┌─ Stored data

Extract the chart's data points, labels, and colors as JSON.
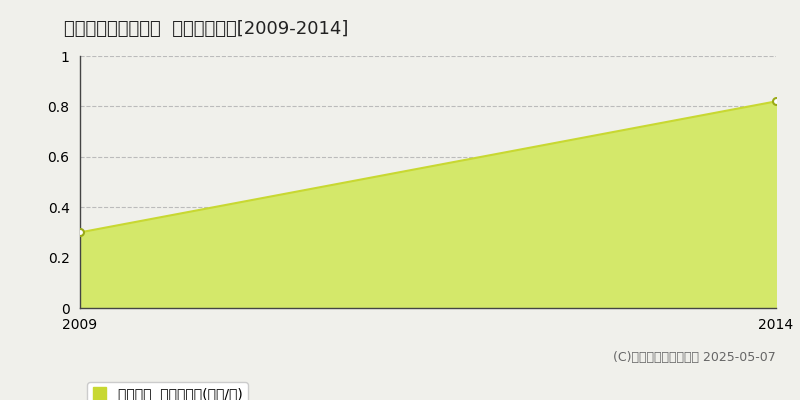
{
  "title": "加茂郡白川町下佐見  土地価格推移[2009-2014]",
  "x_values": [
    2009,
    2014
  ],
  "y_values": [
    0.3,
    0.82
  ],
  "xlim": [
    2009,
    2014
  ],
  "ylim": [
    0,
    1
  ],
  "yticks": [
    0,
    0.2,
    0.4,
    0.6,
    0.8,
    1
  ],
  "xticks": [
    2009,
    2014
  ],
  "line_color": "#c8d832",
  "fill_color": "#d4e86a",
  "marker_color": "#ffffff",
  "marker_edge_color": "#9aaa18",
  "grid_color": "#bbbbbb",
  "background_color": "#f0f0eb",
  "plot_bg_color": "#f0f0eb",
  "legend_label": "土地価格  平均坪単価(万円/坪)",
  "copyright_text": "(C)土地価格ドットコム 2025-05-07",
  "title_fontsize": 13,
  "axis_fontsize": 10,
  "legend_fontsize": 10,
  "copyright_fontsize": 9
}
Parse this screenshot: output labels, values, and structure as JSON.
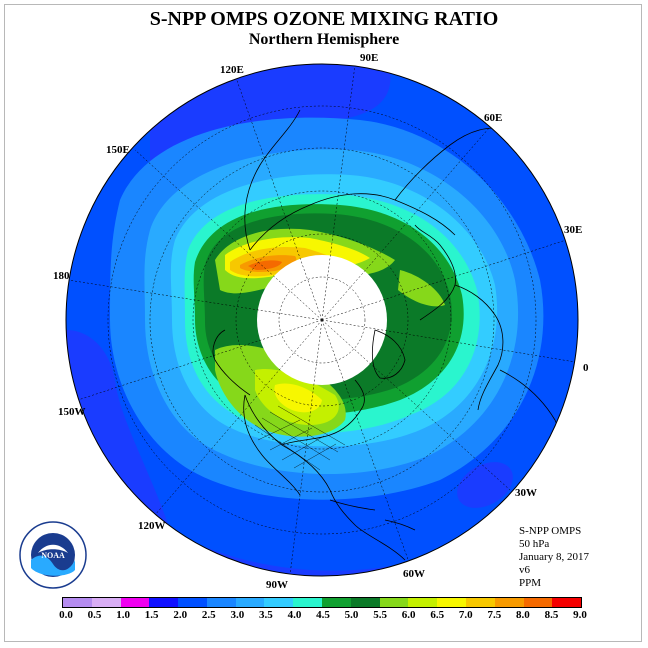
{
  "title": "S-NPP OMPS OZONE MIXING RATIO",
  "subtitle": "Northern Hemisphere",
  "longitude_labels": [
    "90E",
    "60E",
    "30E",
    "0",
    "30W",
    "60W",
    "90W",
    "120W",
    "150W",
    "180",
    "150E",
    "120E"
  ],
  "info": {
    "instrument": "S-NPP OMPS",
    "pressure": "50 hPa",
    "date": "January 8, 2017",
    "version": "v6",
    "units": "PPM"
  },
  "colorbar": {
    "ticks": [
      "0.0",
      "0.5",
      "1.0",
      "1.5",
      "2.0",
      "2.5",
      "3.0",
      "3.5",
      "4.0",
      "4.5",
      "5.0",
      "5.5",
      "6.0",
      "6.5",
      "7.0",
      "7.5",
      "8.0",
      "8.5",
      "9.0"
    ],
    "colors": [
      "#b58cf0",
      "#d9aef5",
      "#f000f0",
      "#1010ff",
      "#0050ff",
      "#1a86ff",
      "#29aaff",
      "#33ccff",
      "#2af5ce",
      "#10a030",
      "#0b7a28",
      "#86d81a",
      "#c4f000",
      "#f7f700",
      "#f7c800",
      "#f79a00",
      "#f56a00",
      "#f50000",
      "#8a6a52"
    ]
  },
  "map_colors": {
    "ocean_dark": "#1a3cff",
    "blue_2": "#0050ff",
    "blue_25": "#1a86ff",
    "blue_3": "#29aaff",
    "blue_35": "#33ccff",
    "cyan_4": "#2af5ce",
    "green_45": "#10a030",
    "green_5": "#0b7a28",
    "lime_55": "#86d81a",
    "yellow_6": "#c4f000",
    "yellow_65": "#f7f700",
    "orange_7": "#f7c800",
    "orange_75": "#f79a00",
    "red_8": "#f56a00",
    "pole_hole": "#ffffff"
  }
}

└─
┌─ Stored data

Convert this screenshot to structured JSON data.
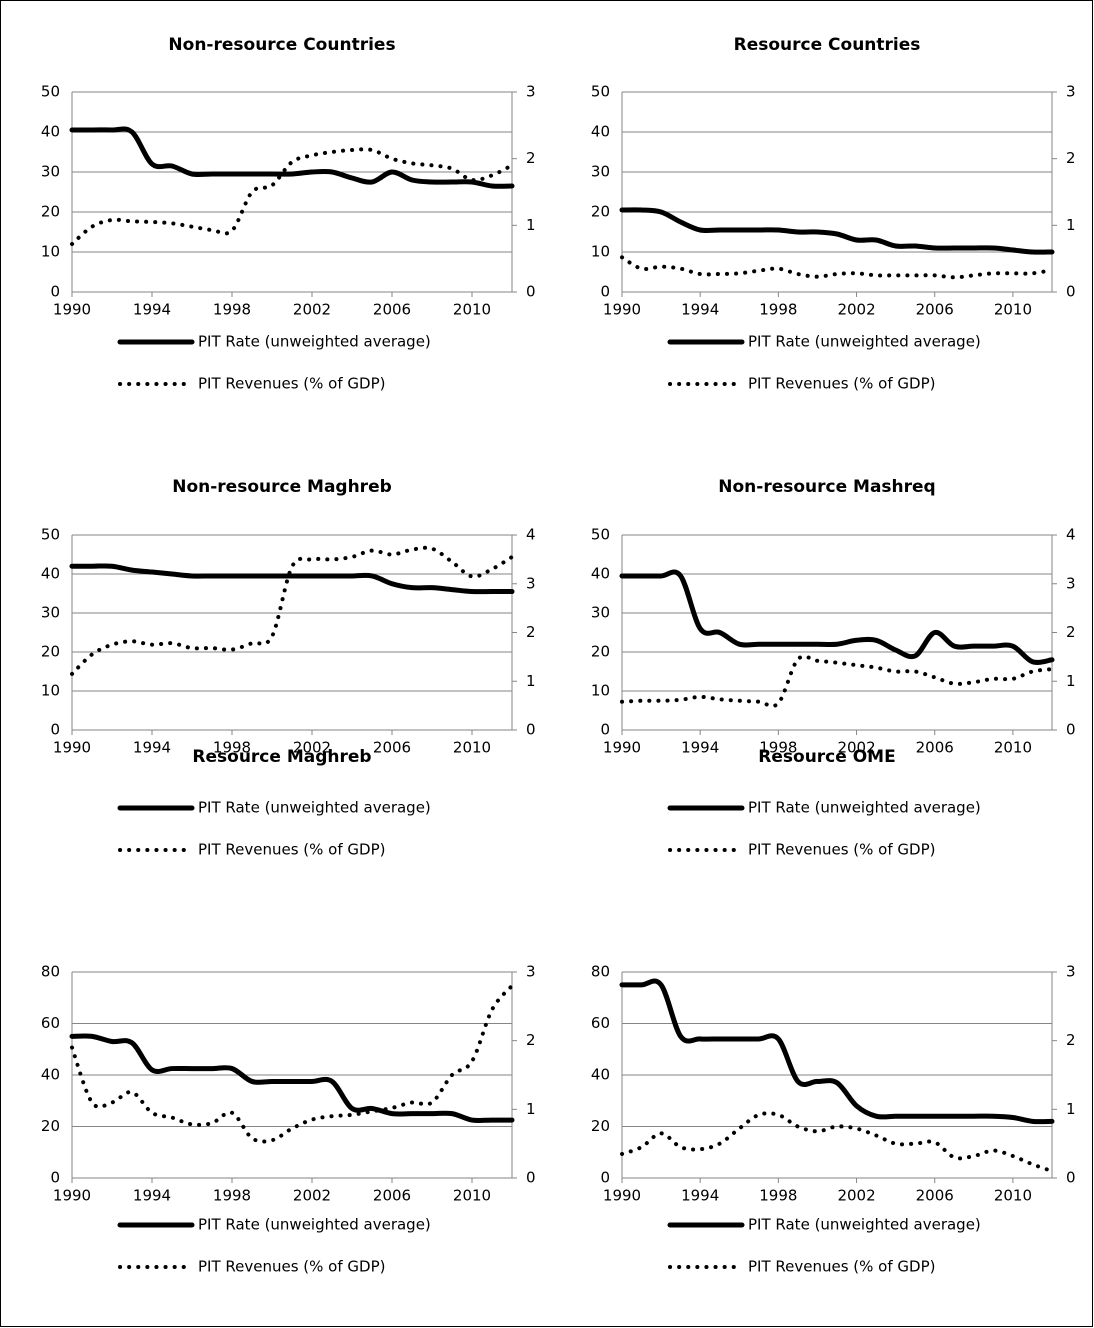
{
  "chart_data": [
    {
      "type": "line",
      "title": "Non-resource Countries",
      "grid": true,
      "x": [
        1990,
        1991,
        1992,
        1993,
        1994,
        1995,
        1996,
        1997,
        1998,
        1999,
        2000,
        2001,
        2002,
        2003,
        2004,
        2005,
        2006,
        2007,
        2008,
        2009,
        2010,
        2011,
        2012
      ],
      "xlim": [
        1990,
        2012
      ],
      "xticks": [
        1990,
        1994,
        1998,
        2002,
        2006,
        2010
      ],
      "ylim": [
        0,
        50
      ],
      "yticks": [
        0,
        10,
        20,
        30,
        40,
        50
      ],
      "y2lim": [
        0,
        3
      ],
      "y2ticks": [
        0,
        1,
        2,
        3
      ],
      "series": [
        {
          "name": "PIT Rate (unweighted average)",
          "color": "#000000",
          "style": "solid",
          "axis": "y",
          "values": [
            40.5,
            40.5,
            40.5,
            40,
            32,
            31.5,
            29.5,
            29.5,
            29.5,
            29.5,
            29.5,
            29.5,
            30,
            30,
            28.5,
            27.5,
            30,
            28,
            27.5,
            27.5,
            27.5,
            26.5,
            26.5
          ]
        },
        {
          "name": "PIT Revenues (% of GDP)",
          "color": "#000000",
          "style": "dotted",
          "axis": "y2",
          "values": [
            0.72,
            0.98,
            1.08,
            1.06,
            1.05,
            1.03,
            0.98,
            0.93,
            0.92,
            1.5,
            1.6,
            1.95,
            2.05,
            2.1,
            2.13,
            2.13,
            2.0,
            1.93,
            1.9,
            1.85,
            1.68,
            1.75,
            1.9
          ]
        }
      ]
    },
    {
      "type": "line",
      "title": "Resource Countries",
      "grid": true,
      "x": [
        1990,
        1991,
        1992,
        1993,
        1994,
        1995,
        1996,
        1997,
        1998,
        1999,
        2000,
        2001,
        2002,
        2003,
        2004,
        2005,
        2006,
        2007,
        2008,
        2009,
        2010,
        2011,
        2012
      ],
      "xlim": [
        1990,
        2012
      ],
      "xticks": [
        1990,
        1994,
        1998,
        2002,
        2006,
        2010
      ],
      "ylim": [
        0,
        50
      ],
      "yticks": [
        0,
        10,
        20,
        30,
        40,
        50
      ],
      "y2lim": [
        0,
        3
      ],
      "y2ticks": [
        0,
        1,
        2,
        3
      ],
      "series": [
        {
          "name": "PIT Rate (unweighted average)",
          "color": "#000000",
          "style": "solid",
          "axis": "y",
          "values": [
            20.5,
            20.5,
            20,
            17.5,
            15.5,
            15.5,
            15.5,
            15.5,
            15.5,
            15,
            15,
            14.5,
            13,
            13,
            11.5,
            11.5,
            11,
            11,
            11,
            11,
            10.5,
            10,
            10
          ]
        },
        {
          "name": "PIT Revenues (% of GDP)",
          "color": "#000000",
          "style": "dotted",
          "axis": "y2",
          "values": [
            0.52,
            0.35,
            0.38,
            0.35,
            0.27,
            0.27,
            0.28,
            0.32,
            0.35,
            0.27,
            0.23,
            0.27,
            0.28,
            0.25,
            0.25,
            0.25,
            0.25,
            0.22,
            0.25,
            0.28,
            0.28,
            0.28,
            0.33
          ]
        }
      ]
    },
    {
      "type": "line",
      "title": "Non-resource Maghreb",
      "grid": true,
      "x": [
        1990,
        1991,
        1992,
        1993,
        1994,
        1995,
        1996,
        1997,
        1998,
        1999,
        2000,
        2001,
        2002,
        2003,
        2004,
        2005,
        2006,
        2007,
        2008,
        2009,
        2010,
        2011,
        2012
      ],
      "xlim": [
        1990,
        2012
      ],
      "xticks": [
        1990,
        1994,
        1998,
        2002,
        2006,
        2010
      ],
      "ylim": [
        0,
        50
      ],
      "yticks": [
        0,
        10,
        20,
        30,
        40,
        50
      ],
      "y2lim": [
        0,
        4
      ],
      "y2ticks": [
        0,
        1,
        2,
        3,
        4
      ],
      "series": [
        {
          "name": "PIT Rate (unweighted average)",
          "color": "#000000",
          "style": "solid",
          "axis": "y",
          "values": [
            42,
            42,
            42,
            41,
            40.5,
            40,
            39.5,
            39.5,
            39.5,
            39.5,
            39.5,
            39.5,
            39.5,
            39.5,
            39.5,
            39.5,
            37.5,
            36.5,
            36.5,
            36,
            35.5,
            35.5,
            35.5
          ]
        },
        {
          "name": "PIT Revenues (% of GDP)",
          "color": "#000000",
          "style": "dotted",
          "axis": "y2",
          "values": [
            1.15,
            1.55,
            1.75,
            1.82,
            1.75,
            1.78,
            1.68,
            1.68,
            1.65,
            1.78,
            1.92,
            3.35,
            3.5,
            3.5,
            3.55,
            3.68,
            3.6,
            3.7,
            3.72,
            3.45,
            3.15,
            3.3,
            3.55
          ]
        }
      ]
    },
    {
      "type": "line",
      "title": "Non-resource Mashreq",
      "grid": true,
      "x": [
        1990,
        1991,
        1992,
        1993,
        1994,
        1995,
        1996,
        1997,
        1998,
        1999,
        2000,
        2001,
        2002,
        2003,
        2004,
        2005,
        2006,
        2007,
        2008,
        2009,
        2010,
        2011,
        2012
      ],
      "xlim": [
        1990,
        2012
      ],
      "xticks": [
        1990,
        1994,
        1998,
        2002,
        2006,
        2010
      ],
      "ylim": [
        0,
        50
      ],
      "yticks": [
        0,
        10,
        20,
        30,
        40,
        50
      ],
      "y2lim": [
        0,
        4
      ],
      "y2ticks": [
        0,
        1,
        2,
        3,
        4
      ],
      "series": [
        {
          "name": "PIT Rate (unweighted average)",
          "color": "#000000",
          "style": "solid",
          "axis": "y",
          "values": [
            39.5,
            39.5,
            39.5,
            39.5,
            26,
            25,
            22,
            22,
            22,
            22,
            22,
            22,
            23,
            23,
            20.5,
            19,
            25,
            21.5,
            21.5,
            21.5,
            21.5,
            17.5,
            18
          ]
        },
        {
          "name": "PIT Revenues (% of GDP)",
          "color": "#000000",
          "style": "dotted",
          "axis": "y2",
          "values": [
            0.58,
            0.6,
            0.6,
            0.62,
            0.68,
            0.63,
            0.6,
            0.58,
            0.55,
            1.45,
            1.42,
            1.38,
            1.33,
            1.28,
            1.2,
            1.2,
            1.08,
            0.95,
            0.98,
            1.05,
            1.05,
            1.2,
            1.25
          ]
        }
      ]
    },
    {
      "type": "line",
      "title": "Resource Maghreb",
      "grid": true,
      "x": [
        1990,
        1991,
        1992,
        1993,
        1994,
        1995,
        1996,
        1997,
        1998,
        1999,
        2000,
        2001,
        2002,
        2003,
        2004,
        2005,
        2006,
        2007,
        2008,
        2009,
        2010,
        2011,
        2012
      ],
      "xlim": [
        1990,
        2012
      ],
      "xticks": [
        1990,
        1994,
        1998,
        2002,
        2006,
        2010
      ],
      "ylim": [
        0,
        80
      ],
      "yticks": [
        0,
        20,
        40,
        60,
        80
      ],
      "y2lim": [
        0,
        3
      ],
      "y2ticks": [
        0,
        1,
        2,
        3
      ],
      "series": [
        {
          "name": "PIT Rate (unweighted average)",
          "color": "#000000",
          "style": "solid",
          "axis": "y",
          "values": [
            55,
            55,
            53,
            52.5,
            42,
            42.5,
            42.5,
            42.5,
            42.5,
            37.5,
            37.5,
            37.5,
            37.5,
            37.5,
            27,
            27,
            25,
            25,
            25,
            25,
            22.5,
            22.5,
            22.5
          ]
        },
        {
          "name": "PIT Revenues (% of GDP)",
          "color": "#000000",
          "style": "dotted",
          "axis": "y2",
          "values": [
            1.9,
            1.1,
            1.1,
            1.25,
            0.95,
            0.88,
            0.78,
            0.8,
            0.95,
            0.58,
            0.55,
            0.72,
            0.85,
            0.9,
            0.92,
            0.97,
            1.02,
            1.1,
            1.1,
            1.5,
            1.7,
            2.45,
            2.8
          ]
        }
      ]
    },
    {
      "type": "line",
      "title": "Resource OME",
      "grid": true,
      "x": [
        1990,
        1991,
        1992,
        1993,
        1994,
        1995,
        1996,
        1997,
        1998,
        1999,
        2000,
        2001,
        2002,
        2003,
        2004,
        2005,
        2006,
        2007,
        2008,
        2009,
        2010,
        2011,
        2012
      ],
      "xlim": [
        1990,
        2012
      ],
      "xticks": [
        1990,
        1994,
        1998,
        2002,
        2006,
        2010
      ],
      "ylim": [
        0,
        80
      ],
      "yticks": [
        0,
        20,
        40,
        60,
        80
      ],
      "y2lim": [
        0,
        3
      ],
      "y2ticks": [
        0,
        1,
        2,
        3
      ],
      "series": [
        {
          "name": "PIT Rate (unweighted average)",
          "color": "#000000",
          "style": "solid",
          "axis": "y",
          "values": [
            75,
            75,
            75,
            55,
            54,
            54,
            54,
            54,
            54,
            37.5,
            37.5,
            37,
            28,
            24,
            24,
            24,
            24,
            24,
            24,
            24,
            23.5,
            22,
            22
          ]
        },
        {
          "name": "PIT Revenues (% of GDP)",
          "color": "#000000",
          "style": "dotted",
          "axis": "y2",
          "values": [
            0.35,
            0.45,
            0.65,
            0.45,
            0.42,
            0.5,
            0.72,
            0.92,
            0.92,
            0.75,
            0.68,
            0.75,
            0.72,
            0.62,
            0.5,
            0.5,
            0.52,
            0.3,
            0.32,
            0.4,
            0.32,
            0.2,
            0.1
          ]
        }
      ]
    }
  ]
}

└─

In the entries above, find each line with the word "screenshot" and show it.

Parse this screenshot: output labels, values, and structure as JSON.
Convert this screenshot to structured JSON data.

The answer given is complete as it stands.